> WHAT TO WORK ON:
Recast every line of the material below as a numbered list, skipping blank lines and leaving the pictures out.

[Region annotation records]
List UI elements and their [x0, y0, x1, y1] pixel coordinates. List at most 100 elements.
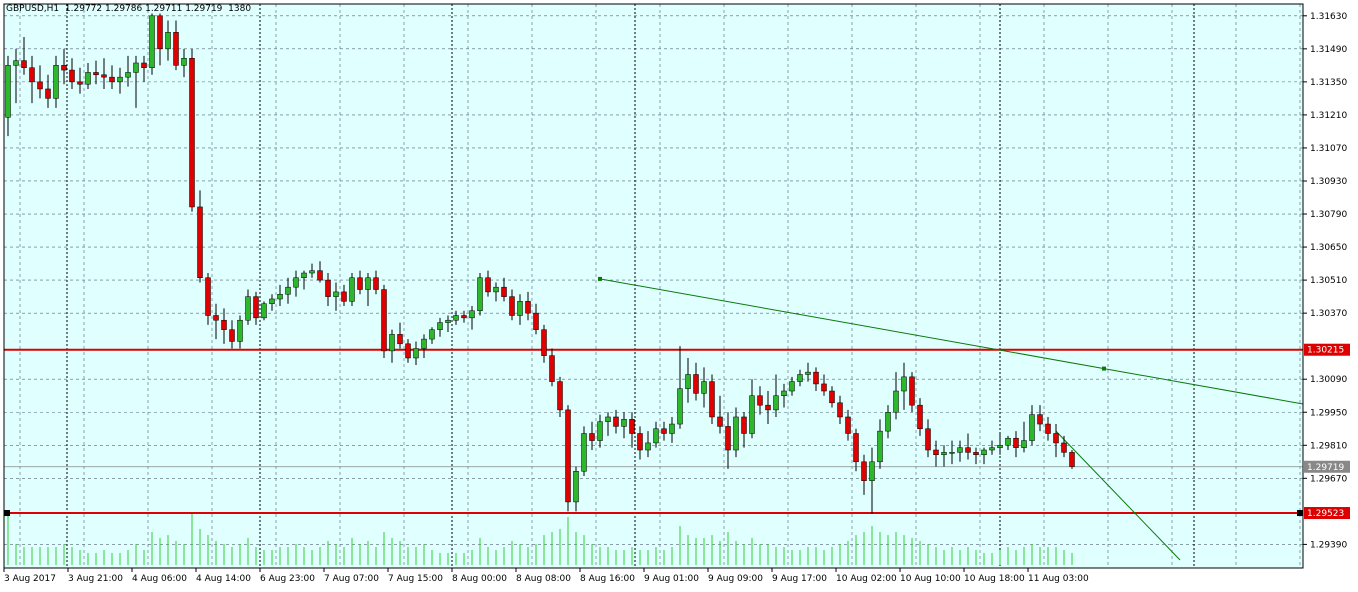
y-tick-label: 1.29390: [1310, 540, 1347, 550]
trendline-anchor: [598, 276, 602, 281]
candle-body: [277, 294, 283, 300]
candle-body: [349, 277, 355, 302]
candle-body: [477, 277, 483, 312]
trendline-anchor: [1102, 366, 1106, 371]
candle-body: [885, 412, 891, 432]
candle-body: [37, 81, 43, 90]
y-tick-label: 1.30650: [1310, 243, 1347, 253]
candle-body: [381, 289, 387, 352]
candle-body: [773, 395, 779, 411]
candle-body: [461, 315, 467, 319]
candle-body: [533, 312, 539, 330]
candle-body: [589, 433, 595, 441]
candle-body: [909, 376, 915, 406]
price-label-text: 1.29719: [1307, 463, 1344, 473]
candle-body: [981, 449, 987, 455]
candle-body: [525, 301, 531, 314]
candle-body: [205, 277, 211, 316]
candle-body: [645, 442, 651, 451]
x-tick-label: 8 Aug 08:00: [516, 574, 571, 584]
candle-body: [5, 65, 11, 118]
candle-body: [445, 319, 451, 323]
candle-body: [269, 298, 275, 304]
candle-body: [229, 329, 235, 342]
candle-body: [221, 319, 227, 330]
header-open: 1.29772: [64, 4, 103, 14]
candle-body: [517, 301, 523, 316]
candle-body: [621, 419, 627, 427]
chart-header: GBPUSD,H1 1.29772 1.29786 1.29711 1.2971…: [6, 4, 251, 14]
x-tick-label: 8 Aug 00:00: [452, 574, 507, 584]
candle-body: [581, 433, 587, 472]
candle-body: [325, 279, 331, 297]
candle-body: [1021, 440, 1027, 448]
candle-body: [965, 447, 971, 453]
x-tick-label: 6 Aug 23:00: [260, 574, 315, 584]
candle-body: [365, 277, 371, 290]
candle-body: [693, 374, 699, 394]
candle-body: [821, 383, 827, 392]
candle-body: [253, 296, 259, 319]
candle-body: [1005, 437, 1011, 446]
candle-body: [93, 72, 99, 76]
y-tick-label: 1.30510: [1310, 276, 1347, 286]
level-anchor-marker: [1297, 510, 1303, 517]
candle-body: [893, 390, 899, 413]
x-tick-label: 8 Aug 16:00: [580, 574, 635, 584]
candle-body: [637, 433, 643, 451]
y-tick-label: 1.31350: [1310, 78, 1347, 88]
header-volume: 1380: [228, 4, 252, 14]
trendline: [599, 278, 1304, 405]
candle-body: [389, 334, 395, 352]
candle-body: [45, 88, 51, 99]
candle-body: [165, 32, 171, 50]
y-tick-label: 1.31070: [1310, 144, 1347, 154]
x-tick-label: 9 Aug 01:00: [644, 574, 699, 584]
candle-body: [597, 421, 603, 441]
x-tick-label: 3 Aug 21:00: [68, 574, 123, 584]
y-tick-label: 1.30930: [1310, 177, 1347, 187]
candle-body: [149, 15, 155, 68]
x-tick-label: 7 Aug 15:00: [388, 574, 443, 584]
candle-body: [485, 277, 491, 293]
price-label-box: [1304, 507, 1350, 520]
candle-body: [21, 60, 27, 68]
candle-body: [341, 291, 347, 302]
candle-body: [829, 390, 835, 404]
candle-body: [997, 445, 1003, 448]
candle-body: [453, 315, 459, 321]
candle-body: [77, 81, 83, 85]
y-tick-label: 1.29670: [1310, 474, 1347, 484]
y-tick-label: 1.29810: [1310, 441, 1347, 451]
candle-body: [685, 374, 691, 389]
candle-body: [189, 58, 195, 208]
candle-body: [733, 416, 739, 451]
header-low: 1.29711: [145, 4, 183, 14]
price-label-text: 1.30215: [1307, 346, 1344, 356]
candle-body: [541, 329, 547, 356]
candle-body: [765, 404, 771, 411]
candle-body: [797, 374, 803, 382]
candle-body: [653, 428, 659, 444]
candle-body: [245, 296, 251, 321]
candle-body: [373, 277, 379, 290]
candle-body: [661, 428, 667, 434]
header-symbol: GBPUSD,H1: [6, 4, 60, 14]
price-label-box: [1304, 460, 1350, 473]
candle-body: [949, 452, 955, 454]
candle-body: [285, 286, 291, 295]
candle-body: [333, 291, 339, 297]
x-tick-label: 10 Aug 18:00: [964, 574, 1025, 584]
candle-body: [293, 277, 299, 288]
x-tick-label: 4 Aug 06:00: [132, 574, 187, 584]
y-tick-label: 1.29950: [1310, 408, 1347, 418]
candle-body: [261, 303, 267, 319]
candle-body: [1053, 433, 1059, 444]
candle-body: [917, 404, 923, 430]
candle-body: [813, 371, 819, 385]
candle-body: [405, 343, 411, 359]
candle-body: [725, 426, 731, 451]
plot-background: [4, 4, 1303, 568]
y-tick-label: 1.30090: [1310, 375, 1347, 385]
candle-body: [605, 416, 611, 422]
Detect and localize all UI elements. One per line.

> TASK SOLUTION:
1. List UI elements and their [x0, y0, x1, y1] pixel coordinates. List at most 100 elements.
2. y-tick-label: 1.29390: [1310, 540, 1347, 550]
3. trendline-anchor: [598, 276, 602, 281]
4. candle-body: [277, 294, 283, 300]
5. candle-body: [349, 277, 355, 302]
6. candle-body: [477, 277, 483, 312]
7. trendline-anchor: [1102, 366, 1106, 371]
8. candle-body: [885, 412, 891, 432]
9. candle-body: [37, 81, 43, 90]
10. y-tick-label: 1.30650: [1310, 243, 1347, 253]
11. candle-body: [381, 289, 387, 352]
12. candle-body: [773, 395, 779, 411]
13. candle-body: [461, 315, 467, 319]
14. candle-body: [533, 312, 539, 330]
15. candle-body: [589, 433, 595, 441]
16. candle-body: [909, 376, 915, 406]
17. price-label-text: 1.29719: [1307, 463, 1344, 473]
18. candle-body: [981, 449, 987, 455]
19. candle-body: [525, 301, 531, 314]
20. candle-body: [205, 277, 211, 316]
21. candle-body: [645, 442, 651, 451]
22. x-tick-label: 8 Aug 08:00: [516, 574, 571, 584]
23. candle-body: [5, 65, 11, 118]
24. candle-body: [445, 319, 451, 323]
25. candle-body: [269, 298, 275, 304]
26. candle-body: [229, 329, 235, 342]
27. candle-body: [221, 319, 227, 330]
28. header-open: 1.29772: [64, 4, 103, 14]
29. candle-body: [517, 301, 523, 316]
30. candle-body: [621, 419, 627, 427]
31. chart-header: GBPUSD,H1 1.29772 1.29786 1.29711 1.2971…: [6, 4, 251, 14]
32. x-tick-label: 8 Aug 00:00: [452, 574, 507, 584]
33. candle-body: [581, 433, 587, 472]
34. candle-body: [325, 279, 331, 297]
35. candle-body: [1021, 440, 1027, 448]
36. candle-body: [965, 447, 971, 453]
37. x-tick-label: 6 Aug 23:00: [260, 574, 315, 584]
38. candle-body: [365, 277, 371, 290]
39. candle-body: [693, 374, 699, 394]
40. candle-body: [821, 383, 827, 392]
41. candle-body: [253, 296, 259, 319]
42. candle-body: [1005, 437, 1011, 446]
43. candle-body: [93, 72, 99, 76]
44. y-tick-label: 1.30510: [1310, 276, 1347, 286]
45. level-anchor-marker: [1297, 510, 1303, 517]
46. candle-body: [893, 390, 899, 413]
47. x-tick-label: 8 Aug 16:00: [580, 574, 635, 584]
48. candle-body: [637, 433, 643, 451]
49. y-tick-label: 1.31350: [1310, 78, 1347, 88]
50. header-volume: 1380: [228, 4, 252, 14]
51. trendline: [599, 278, 1304, 405]
52. candle-body: [389, 334, 395, 352]
53. candle-body: [45, 88, 51, 99]
54. candle-body: [165, 32, 171, 50]
55. y-tick-label: 1.31070: [1310, 144, 1347, 154]
56. x-tick-label: 9 Aug 01:00: [644, 574, 699, 584]
57. candle-body: [597, 421, 603, 441]
58. x-tick-label: 3 Aug 21:00: [68, 574, 123, 584]
59. y-tick-label: 1.30930: [1310, 177, 1347, 187]
60. candle-body: [149, 15, 155, 68]
61. x-tick-label: 7 Aug 15:00: [388, 574, 443, 584]
62. candle-body: [485, 277, 491, 293]
63. price-label-box: [1304, 507, 1350, 520]
64. candle-body: [21, 60, 27, 68]
65. candle-body: [341, 291, 347, 302]
66. candle-body: [829, 390, 835, 404]
67. candle-body: [997, 445, 1003, 448]
68. candle-body: [453, 315, 459, 321]
69. candle-body: [77, 81, 83, 85]
70. y-tick-label: 1.29670: [1310, 474, 1347, 484]
71. y-tick-label: 1.29810: [1310, 441, 1347, 451]
72. candle-body: [685, 374, 691, 389]
73. candle-body: [189, 58, 195, 208]
74. candle-body: [733, 416, 739, 451]
75. header-low: 1.29711: [145, 4, 183, 14]
76. price-label-text: 1.30215: [1307, 346, 1344, 356]
77. candle-body: [541, 329, 547, 356]
78. candle-body: [765, 404, 771, 411]
79. candle-body: [797, 374, 803, 382]
80. candle-body: [653, 428, 659, 444]
81. candle-body: [245, 296, 251, 321]
82. candle-body: [373, 277, 379, 290]
83. candle-body: [661, 428, 667, 434]
84. header-symbol: GBPUSD,H1: [6, 4, 60, 14]
85. price-label-box: [1304, 460, 1350, 473]
86. candle-body: [949, 452, 955, 454]
87. candle-body: [285, 286, 291, 295]
88. candle-body: [333, 291, 339, 297]
89. x-tick-label: 10 Aug 18:00: [964, 574, 1025, 584]
90. candle-body: [293, 277, 299, 288]
91. x-tick-label: 4 Aug 06:00: [132, 574, 187, 584]
92. y-tick-label: 1.29950: [1310, 408, 1347, 418]
93. candle-body: [261, 303, 267, 319]
94. candle-body: [1053, 433, 1059, 444]
95. candle-body: [917, 404, 923, 430]
96. candle-body: [813, 371, 819, 385]
97. candle-body: [405, 343, 411, 359]
98. candle-body: [725, 426, 731, 451]
99. plot-background: [4, 4, 1303, 568]
100. y-tick-label: 1.30090: [1310, 375, 1347, 385]
101. candle-body: [605, 416, 611, 422]
102. Detect and localize all UI elements. One per line.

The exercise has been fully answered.